**GIVEN REQUEST**
Gather every line holding the string "国家标准化管理委员会".

**STORED ROWS**
•••••

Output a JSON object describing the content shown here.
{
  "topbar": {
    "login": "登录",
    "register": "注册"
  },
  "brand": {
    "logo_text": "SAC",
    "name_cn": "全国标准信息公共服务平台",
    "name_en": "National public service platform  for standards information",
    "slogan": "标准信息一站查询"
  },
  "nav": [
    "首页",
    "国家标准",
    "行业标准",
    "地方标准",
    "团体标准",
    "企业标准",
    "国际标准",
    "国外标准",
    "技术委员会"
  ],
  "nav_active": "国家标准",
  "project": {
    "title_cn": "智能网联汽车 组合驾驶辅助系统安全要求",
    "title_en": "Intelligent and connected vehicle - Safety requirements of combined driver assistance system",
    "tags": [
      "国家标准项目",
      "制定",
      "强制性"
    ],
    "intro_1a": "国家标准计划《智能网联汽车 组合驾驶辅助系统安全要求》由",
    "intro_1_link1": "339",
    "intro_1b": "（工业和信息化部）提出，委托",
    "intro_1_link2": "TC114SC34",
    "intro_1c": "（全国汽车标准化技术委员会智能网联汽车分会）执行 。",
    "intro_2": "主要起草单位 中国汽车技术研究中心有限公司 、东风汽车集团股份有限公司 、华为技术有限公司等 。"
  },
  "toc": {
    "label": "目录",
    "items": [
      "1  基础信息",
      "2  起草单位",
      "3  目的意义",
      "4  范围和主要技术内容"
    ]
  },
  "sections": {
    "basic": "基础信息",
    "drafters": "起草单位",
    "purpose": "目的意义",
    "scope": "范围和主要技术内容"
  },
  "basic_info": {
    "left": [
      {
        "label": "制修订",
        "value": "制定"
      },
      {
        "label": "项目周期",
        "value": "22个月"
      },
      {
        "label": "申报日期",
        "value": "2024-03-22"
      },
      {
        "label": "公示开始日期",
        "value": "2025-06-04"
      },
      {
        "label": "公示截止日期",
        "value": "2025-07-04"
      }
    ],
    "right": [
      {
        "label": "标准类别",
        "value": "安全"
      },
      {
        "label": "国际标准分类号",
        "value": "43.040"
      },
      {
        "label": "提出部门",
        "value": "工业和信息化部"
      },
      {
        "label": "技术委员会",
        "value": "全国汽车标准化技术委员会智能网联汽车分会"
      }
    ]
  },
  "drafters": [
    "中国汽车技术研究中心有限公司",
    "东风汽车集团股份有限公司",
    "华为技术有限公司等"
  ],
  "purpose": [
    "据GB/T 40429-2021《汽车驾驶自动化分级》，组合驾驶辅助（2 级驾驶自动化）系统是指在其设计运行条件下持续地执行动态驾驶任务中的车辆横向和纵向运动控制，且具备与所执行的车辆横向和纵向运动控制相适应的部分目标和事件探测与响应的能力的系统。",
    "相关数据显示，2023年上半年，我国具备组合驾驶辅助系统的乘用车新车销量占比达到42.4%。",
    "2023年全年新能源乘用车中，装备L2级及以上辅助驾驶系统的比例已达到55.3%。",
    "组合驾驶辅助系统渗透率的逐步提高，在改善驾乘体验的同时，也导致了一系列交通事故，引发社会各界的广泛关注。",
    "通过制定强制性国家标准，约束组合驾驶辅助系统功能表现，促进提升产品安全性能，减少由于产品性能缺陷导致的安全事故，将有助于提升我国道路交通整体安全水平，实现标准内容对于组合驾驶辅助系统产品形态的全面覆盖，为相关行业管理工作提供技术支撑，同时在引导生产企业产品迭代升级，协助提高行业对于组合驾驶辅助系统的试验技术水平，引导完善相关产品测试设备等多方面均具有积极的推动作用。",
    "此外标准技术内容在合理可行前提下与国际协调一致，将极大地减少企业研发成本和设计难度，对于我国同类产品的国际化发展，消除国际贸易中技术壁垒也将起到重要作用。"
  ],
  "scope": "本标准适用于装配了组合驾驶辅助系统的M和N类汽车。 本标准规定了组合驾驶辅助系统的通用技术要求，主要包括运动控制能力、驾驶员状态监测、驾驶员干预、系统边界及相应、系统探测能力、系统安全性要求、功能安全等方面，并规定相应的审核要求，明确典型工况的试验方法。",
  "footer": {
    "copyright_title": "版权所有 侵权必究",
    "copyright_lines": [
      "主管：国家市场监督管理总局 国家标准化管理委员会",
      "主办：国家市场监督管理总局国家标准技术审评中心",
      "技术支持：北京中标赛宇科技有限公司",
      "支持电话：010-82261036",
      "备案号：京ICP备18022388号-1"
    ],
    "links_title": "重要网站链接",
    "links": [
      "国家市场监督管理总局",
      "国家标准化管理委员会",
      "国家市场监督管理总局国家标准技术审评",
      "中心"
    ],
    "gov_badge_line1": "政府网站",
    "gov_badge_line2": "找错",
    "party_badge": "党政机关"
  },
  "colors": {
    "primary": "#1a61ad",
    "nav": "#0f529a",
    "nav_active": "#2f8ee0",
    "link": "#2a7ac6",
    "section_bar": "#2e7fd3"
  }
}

•••••

**TASK RESPONSE**
      "主管：国家市场监督管理总局 国家标准化管理委员会",
      "国家标准化管理委员会",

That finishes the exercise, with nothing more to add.